Short task → From the listing below, copy every line with the word "JSON".

Given data →
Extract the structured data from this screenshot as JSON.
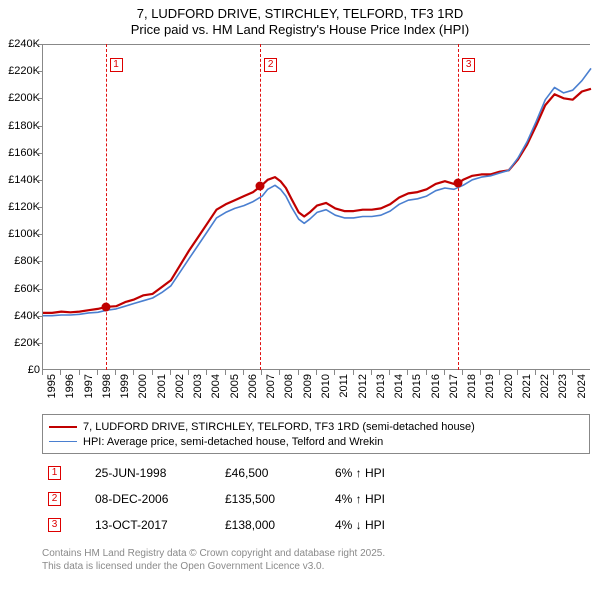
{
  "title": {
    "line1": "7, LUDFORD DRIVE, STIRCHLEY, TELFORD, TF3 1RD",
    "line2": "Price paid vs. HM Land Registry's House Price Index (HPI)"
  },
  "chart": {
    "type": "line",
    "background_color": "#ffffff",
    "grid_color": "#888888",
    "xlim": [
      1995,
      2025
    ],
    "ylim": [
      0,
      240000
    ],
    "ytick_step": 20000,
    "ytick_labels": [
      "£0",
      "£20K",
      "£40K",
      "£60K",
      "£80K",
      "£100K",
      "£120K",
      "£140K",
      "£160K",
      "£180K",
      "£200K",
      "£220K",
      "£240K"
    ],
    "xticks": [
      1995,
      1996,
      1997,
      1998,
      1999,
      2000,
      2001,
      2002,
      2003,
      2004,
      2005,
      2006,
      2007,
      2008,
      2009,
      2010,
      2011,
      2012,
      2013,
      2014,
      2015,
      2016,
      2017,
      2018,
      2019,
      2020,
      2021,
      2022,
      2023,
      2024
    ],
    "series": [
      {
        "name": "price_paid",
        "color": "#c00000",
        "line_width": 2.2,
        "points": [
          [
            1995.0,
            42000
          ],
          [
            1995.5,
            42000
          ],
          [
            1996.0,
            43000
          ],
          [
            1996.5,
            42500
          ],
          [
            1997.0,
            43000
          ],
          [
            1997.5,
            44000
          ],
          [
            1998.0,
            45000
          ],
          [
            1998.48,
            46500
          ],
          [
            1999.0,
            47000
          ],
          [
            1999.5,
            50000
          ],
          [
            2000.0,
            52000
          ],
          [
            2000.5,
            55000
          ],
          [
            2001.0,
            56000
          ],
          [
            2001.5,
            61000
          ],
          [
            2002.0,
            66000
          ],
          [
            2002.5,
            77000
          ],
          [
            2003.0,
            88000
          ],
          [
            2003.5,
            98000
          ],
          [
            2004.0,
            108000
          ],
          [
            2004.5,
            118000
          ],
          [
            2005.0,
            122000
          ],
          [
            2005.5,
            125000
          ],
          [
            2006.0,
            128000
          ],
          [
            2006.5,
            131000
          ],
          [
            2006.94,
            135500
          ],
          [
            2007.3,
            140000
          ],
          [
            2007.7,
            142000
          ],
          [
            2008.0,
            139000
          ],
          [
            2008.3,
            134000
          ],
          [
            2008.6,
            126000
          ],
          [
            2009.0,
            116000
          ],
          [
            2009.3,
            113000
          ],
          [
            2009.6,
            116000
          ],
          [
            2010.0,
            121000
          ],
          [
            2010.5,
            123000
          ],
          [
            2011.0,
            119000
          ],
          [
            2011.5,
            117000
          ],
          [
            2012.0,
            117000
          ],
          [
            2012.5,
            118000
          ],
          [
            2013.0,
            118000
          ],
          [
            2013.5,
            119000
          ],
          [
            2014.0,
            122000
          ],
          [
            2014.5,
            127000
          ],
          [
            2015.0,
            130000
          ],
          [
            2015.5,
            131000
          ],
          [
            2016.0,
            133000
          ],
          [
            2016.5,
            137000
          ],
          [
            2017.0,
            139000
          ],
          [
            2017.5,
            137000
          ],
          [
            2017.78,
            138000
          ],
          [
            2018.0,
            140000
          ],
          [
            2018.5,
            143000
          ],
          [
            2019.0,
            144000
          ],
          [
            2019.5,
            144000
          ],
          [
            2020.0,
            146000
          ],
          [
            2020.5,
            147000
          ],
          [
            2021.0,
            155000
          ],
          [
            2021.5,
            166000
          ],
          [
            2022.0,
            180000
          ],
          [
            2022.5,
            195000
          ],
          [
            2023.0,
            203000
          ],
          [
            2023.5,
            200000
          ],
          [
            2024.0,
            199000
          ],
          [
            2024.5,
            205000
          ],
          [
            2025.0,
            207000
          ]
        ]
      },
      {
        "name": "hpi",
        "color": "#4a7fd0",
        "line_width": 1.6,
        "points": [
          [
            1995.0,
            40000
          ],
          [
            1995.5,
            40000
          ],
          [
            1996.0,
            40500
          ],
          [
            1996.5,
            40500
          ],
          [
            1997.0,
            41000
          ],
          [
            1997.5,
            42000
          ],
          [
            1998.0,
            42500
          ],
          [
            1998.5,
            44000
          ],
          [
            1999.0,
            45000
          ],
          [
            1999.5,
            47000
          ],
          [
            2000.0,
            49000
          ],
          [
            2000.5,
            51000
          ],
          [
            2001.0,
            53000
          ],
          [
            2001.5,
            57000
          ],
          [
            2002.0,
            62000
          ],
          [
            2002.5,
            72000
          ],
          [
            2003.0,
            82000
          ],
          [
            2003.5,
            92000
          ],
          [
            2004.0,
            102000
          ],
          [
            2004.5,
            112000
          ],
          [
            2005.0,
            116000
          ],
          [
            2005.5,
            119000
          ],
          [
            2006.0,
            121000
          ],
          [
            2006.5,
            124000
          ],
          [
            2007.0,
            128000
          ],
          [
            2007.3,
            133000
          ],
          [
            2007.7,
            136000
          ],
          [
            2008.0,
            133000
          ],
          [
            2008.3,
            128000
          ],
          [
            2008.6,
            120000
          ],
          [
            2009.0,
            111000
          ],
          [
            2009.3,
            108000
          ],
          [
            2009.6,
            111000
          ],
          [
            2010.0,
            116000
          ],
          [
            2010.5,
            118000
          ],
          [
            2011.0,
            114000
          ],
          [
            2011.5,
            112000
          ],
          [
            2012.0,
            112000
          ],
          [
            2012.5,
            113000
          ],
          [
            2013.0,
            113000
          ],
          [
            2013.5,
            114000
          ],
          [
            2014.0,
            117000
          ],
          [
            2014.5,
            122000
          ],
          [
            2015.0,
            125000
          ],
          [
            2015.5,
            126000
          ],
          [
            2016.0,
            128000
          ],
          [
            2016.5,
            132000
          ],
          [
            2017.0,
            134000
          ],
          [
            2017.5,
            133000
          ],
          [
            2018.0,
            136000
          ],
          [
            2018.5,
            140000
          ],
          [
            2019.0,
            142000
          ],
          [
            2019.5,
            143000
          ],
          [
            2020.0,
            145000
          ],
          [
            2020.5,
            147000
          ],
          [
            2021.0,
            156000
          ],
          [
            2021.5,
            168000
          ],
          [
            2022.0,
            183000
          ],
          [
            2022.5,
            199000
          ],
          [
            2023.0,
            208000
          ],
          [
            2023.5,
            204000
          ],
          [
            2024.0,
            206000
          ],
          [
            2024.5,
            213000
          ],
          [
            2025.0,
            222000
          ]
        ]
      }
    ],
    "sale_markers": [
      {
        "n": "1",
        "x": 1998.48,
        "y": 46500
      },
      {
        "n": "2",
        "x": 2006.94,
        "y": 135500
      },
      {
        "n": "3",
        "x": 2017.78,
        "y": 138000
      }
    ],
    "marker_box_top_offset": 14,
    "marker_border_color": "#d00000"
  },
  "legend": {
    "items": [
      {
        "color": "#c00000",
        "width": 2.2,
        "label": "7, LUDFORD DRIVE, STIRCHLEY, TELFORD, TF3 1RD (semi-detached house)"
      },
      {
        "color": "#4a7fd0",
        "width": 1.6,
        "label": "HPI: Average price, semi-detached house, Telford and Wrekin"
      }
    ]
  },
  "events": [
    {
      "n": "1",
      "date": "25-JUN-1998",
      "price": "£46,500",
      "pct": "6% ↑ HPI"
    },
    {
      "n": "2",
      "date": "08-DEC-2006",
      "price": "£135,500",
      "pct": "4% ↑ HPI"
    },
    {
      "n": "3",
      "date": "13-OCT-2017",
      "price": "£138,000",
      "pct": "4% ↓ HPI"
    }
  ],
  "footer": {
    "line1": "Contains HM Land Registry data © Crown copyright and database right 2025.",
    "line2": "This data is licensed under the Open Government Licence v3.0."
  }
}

---

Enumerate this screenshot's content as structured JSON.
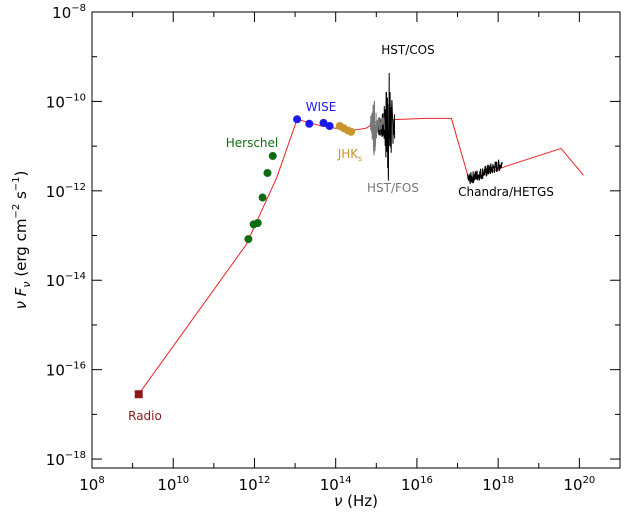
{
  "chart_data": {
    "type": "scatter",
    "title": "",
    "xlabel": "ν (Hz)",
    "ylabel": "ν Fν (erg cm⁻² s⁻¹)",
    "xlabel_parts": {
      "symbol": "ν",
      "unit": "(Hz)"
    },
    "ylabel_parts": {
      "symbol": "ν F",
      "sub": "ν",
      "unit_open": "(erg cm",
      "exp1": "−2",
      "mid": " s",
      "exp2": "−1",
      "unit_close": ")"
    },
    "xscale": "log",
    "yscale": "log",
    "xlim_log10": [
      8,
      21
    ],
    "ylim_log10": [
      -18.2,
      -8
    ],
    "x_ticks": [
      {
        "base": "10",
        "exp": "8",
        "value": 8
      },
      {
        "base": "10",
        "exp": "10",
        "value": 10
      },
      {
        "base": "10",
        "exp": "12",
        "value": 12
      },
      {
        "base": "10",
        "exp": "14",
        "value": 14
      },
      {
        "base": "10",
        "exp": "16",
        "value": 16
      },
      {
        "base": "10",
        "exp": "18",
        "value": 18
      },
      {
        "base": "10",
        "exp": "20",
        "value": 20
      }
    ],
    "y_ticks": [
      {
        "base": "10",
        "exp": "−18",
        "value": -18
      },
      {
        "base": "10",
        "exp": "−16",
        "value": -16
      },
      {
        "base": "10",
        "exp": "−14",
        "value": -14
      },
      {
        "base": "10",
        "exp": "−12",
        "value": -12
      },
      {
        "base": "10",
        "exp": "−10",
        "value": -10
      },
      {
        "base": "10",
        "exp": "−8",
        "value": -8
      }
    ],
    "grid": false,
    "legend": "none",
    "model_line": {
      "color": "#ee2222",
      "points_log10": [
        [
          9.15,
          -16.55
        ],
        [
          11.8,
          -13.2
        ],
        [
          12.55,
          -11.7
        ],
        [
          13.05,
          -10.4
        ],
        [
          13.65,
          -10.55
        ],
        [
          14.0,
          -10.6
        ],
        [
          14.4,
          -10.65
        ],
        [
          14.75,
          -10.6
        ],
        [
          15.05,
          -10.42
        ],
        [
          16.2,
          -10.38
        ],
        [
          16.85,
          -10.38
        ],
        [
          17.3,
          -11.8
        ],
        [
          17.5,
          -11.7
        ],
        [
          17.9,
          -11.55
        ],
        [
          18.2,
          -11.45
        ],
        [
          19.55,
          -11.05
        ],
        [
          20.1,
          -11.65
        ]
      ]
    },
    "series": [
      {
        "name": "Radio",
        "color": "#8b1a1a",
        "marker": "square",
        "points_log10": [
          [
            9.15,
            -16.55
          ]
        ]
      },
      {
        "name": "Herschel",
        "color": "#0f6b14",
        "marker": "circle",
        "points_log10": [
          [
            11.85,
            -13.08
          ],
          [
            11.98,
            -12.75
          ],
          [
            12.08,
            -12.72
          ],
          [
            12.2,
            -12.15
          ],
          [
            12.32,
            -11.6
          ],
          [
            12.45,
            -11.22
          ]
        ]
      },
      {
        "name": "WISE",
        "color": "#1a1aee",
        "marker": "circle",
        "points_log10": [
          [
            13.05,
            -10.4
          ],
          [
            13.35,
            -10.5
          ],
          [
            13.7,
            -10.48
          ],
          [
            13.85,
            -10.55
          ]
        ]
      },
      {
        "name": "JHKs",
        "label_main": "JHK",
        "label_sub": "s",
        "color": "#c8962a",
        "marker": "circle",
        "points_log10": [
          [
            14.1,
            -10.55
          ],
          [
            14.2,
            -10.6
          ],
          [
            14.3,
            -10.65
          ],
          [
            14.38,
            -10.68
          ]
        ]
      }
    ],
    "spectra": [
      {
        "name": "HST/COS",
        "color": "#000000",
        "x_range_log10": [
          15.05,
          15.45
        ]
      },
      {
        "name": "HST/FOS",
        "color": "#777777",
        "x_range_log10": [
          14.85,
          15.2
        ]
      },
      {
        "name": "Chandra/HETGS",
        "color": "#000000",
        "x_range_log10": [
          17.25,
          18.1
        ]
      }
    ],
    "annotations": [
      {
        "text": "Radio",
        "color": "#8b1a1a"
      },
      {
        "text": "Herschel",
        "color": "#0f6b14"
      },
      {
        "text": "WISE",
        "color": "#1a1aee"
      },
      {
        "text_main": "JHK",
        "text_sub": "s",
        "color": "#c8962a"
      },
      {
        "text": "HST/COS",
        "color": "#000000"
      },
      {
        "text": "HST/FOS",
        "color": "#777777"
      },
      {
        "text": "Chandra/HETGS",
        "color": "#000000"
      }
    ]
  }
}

Correct answer →
Extract the structured data from this screenshot as JSON.
Enumerate this screenshot's content as structured JSON.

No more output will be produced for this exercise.